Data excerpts

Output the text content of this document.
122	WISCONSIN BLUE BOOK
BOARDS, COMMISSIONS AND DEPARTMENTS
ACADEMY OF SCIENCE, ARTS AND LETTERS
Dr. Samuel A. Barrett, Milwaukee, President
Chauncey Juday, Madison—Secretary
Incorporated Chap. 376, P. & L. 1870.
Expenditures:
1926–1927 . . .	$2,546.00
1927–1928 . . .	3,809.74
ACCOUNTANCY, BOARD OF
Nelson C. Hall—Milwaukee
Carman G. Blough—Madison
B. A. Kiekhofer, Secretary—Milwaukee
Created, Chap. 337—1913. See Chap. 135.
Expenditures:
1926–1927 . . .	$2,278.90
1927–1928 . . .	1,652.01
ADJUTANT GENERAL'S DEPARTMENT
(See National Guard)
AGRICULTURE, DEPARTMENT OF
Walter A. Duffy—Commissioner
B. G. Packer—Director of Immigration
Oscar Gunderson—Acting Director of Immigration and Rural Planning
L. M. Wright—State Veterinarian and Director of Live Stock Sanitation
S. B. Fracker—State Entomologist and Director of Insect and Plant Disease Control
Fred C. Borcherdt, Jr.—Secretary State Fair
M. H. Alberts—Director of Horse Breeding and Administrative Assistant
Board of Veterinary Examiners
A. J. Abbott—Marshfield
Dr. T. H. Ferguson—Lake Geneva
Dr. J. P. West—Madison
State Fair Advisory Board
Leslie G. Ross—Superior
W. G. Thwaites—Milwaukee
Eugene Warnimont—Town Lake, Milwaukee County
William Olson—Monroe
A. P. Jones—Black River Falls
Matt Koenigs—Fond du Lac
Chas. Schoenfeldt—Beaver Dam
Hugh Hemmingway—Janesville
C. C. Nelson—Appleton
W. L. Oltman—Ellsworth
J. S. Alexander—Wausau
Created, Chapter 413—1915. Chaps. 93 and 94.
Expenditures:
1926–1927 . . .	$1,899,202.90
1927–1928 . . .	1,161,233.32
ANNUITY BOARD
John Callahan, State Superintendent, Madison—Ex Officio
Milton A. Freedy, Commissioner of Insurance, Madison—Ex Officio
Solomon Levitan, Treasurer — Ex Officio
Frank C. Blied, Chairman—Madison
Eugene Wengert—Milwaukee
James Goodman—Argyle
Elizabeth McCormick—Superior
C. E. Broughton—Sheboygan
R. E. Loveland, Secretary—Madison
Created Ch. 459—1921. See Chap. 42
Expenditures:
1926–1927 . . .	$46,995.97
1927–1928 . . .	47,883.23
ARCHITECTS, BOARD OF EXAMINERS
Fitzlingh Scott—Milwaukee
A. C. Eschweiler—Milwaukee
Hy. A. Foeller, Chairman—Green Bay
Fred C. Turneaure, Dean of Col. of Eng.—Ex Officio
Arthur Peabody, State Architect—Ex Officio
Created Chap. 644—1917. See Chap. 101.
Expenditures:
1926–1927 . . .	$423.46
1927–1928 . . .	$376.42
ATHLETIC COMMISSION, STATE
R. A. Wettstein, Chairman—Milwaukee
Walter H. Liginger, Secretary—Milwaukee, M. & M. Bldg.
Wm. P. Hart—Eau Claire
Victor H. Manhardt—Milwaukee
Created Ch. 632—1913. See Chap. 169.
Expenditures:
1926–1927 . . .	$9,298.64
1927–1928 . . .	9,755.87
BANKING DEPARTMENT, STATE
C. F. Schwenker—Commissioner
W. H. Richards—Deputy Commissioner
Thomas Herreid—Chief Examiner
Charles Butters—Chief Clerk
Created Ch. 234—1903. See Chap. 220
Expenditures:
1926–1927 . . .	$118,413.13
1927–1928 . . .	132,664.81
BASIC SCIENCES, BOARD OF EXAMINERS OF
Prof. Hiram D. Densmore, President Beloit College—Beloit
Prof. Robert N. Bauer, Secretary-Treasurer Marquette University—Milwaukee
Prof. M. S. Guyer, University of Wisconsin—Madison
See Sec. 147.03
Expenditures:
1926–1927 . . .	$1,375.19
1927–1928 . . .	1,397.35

> **WHAT THE TASK ASKS**:
Write down all the entries again without a single difference.

> **REPLY TO THE EXERCISE**:
Output the text content of this document.
122	WISCONSIN BLUE BOOK
BOARDS, COMMISSIONS AND DEPARTMENTS
ACADEMY OF SCIENCE, ARTS AND LETTERS
Dr. Samuel A. Barrett, Milwaukee, President
Chauncey Juday, Madison—Secretary
Incorporated Chap. 376, P. & L. 1870.
Expenditures:
1926–1927 . . .	$2,546.00
1927–1928 . . .	3,809.74
ACCOUNTANCY, BOARD OF
Nelson C. Hall—Milwaukee
Carman G. Blough—Madison
B. A. Kiekhofer, Secretary—Milwaukee
Created, Chap. 337—1913. See Chap. 135.
Expenditures:
1926–1927 . . .	$2,278.90
1927–1928 . . .	1,652.01
ADJUTANT GENERAL'S DEPARTMENT
(See National Guard)
AGRICULTURE, DEPARTMENT OF
Walter A. Duffy—Commissioner
B. G. Packer—Director of Immigration
Oscar Gunderson—Acting Director of Immigration and Rural Planning
L. M. Wright—State Veterinarian and Director of Live Stock Sanitation
S. B. Fracker—State Entomologist and Director of Insect and Plant Disease Control
Fred C. Borcherdt, Jr.—Secretary State Fair
M. H. Alberts—Director of Horse Breeding and Administrative Assistant
Board of Veterinary Examiners
A. J. Abbott—Marshfield
Dr. T. H. Ferguson—Lake Geneva
Dr. J. P. West—Madison
State Fair Advisory Board
Leslie G. Ross—Superior
W. G. Thwaites—Milwaukee
Eugene Warnimont—Town Lake, Milwaukee County
William Olson—Monroe
A. P. Jones—Black River Falls
Matt Koenigs—Fond du Lac
Chas. Schoenfeldt—Beaver Dam
Hugh Hemmingway—Janesville
C. C. Nelson—Appleton
W. L. Oltman—Ellsworth
J. S. Alexander—Wausau
Created, Chapter 413—1915. Chaps. 93 and 94.
Expenditures:
1926–1927 . . .	$1,899,202.90
1927–1928 . . .	1,161,233.32
ANNUITY BOARD
John Callahan, State Superintendent, Madison—Ex Officio
Milton A. Freedy, Commissioner of Insurance, Madison—Ex Officio
Solomon Levitan, Treasurer — Ex Officio
Frank C. Blied, Chairman—Madison
Eugene Wengert—Milwaukee
James Goodman—Argyle
Elizabeth McCormick—Superior
C. E. Broughton—Sheboygan
R. E. Loveland, Secretary—Madison
Created Ch. 459—1921. See Chap. 42
Expenditures:
1926–1927 . . .	$46,995.97
1927–1928 . . .	47,883.23
ARCHITECTS, BOARD OF EXAMINERS
Fitzlingh Scott—Milwaukee
A. C. Eschweiler—Milwaukee
Hy. A. Foeller, Chairman—Green Bay
Fred C. Turneaure, Dean of Col. of Eng.—Ex Officio
Arthur Peabody, State Architect—Ex Officio
Created Chap. 644—1917. See Chap. 101.
Expenditures:
1926–1927 . . .	$423.46
1927–1928 . . .	$376.42
ATHLETIC COMMISSION, STATE
R. A. Wettstein, Chairman—Milwaukee
Walter H. Liginger, Secretary—Milwaukee, M. & M. Bldg.
Wm. P. Hart—Eau Claire
Victor H. Manhardt—Milwaukee
Created Ch. 632—1913. See Chap. 169.
Expenditures:
1926–1927 . . .	$9,298.64
1927–1928 . . .	9,755.87
BANKING DEPARTMENT, STATE
C. F. Schwenker—Commissioner
W. H. Richards—Deputy Commissioner
Thomas Herreid—Chief Examiner
Charles Butters—Chief Clerk
Created Ch. 234—1903. See Chap. 220
Expenditures:
1926–1927 . . .	$118,413.13
1927–1928 . . .	132,664.81
BASIC SCIENCES, BOARD OF EXAMINERS OF
Prof. Hiram D. Densmore, President Beloit College—Beloit
Prof. Robert N. Bauer, Secretary-Treasurer Marquette University—Milwaukee
Prof. M. S. Guyer, University of Wisconsin—Madison
See Sec. 147.03
Expenditures:
1926–1927 . . .	$1,375.19
1927–1928 . . .	1,397.35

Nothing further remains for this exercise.